Data records:
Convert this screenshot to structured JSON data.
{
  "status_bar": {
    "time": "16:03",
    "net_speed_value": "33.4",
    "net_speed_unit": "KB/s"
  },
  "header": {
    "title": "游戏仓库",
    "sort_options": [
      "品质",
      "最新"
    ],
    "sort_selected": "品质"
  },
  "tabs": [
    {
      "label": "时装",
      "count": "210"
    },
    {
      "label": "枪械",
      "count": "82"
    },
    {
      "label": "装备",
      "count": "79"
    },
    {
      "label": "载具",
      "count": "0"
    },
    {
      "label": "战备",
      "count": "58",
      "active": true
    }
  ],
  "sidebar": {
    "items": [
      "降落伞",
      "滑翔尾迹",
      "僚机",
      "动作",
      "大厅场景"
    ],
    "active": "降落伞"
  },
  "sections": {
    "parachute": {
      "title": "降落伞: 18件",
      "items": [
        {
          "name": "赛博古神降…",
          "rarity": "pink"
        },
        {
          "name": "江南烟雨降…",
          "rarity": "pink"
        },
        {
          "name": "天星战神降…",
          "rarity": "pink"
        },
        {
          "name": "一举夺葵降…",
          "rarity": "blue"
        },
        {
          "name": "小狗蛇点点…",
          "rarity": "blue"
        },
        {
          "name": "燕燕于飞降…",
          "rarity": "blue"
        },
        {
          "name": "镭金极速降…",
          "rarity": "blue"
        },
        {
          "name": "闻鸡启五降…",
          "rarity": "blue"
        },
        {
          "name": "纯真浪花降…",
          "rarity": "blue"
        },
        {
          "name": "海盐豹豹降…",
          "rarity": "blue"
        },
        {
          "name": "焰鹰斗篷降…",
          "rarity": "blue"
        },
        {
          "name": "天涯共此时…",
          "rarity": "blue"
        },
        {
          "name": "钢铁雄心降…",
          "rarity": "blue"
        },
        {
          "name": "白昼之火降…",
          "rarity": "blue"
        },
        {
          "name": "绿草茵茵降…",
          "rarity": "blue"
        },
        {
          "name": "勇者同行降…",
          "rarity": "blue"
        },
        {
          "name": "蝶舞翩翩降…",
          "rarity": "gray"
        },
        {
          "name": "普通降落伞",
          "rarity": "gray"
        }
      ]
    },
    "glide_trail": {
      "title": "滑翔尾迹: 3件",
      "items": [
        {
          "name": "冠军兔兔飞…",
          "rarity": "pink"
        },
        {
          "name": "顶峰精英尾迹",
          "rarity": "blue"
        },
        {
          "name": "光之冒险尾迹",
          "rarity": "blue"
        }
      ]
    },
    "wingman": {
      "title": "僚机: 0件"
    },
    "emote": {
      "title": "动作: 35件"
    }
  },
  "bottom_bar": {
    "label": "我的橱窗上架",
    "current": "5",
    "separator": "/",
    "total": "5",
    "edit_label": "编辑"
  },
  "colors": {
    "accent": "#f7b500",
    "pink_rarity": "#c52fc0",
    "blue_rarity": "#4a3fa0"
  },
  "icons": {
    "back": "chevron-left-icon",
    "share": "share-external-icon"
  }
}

TO BE DONE:
Repeat the entries above exactly, leaving nothing out.

SOLUTION TO THIS PROBLEM:
Convert this screenshot to structured JSON data.
{
  "status_bar": {
    "time": "16:03",
    "net_speed_value": "33.4",
    "net_speed_unit": "KB/s"
  },
  "header": {
    "title": "游戏仓库",
    "sort_options": [
      "品质",
      "最新"
    ],
    "sort_selected": "品质"
  },
  "tabs": [
    {
      "label": "时装",
      "count": "210"
    },
    {
      "label": "枪械",
      "count": "82"
    },
    {
      "label": "装备",
      "count": "79"
    },
    {
      "label": "载具",
      "count": "0"
    },
    {
      "label": "战备",
      "count": "58",
      "active": true
    }
  ],
  "sidebar": {
    "items": [
      "降落伞",
      "滑翔尾迹",
      "僚机",
      "动作",
      "大厅场景"
    ],
    "active": "降落伞"
  },
  "sections": {
    "parachute": {
      "title": "降落伞: 18件",
      "items": [
        {
          "name": "赛博古神降…",
          "rarity": "pink"
        },
        {
          "name": "江南烟雨降…",
          "rarity": "pink"
        },
        {
          "name": "天星战神降…",
          "rarity": "pink"
        },
        {
          "name": "一举夺葵降…",
          "rarity": "blue"
        },
        {
          "name": "小狗蛇点点…",
          "rarity": "blue"
        },
        {
          "name": "燕燕于飞降…",
          "rarity": "blue"
        },
        {
          "name": "镭金极速降…",
          "rarity": "blue"
        },
        {
          "name": "闻鸡启五降…",
          "rarity": "blue"
        },
        {
          "name": "纯真浪花降…",
          "rarity": "blue"
        },
        {
          "name": "海盐豹豹降…",
          "rarity": "blue"
        },
        {
          "name": "焰鹰斗篷降…",
          "rarity": "blue"
        },
        {
          "name": "天涯共此时…",
          "rarity": "blue"
        },
        {
          "name": "钢铁雄心降…",
          "rarity": "blue"
        },
        {
          "name": "白昼之火降…",
          "rarity": "blue"
        },
        {
          "name": "绿草茵茵降…",
          "rarity": "blue"
        },
        {
          "name": "勇者同行降…",
          "rarity": "blue"
        },
        {
          "name": "蝶舞翩翩降…",
          "rarity": "gray"
        },
        {
          "name": "普通降落伞",
          "rarity": "gray"
        }
      ]
    },
    "glide_trail": {
      "title": "滑翔尾迹: 3件",
      "items": [
        {
          "name": "冠军兔兔飞…",
          "rarity": "pink"
        },
        {
          "name": "顶峰精英尾迹",
          "rarity": "blue"
        },
        {
          "name": "光之冒险尾迹",
          "rarity": "blue"
        }
      ]
    },
    "wingman": {
      "title": "僚机: 0件"
    },
    "emote": {
      "title": "动作: 35件"
    }
  },
  "bottom_bar": {
    "label": "我的橱窗上架",
    "current": "5",
    "separator": "/",
    "total": "5",
    "edit_label": "编辑"
  },
  "colors": {
    "accent": "#f7b500",
    "pink_rarity": "#c52fc0",
    "blue_rarity": "#4a3fa0"
  },
  "icons": {
    "back": "chevron-left-icon",
    "share": "share-external-icon"
  }
}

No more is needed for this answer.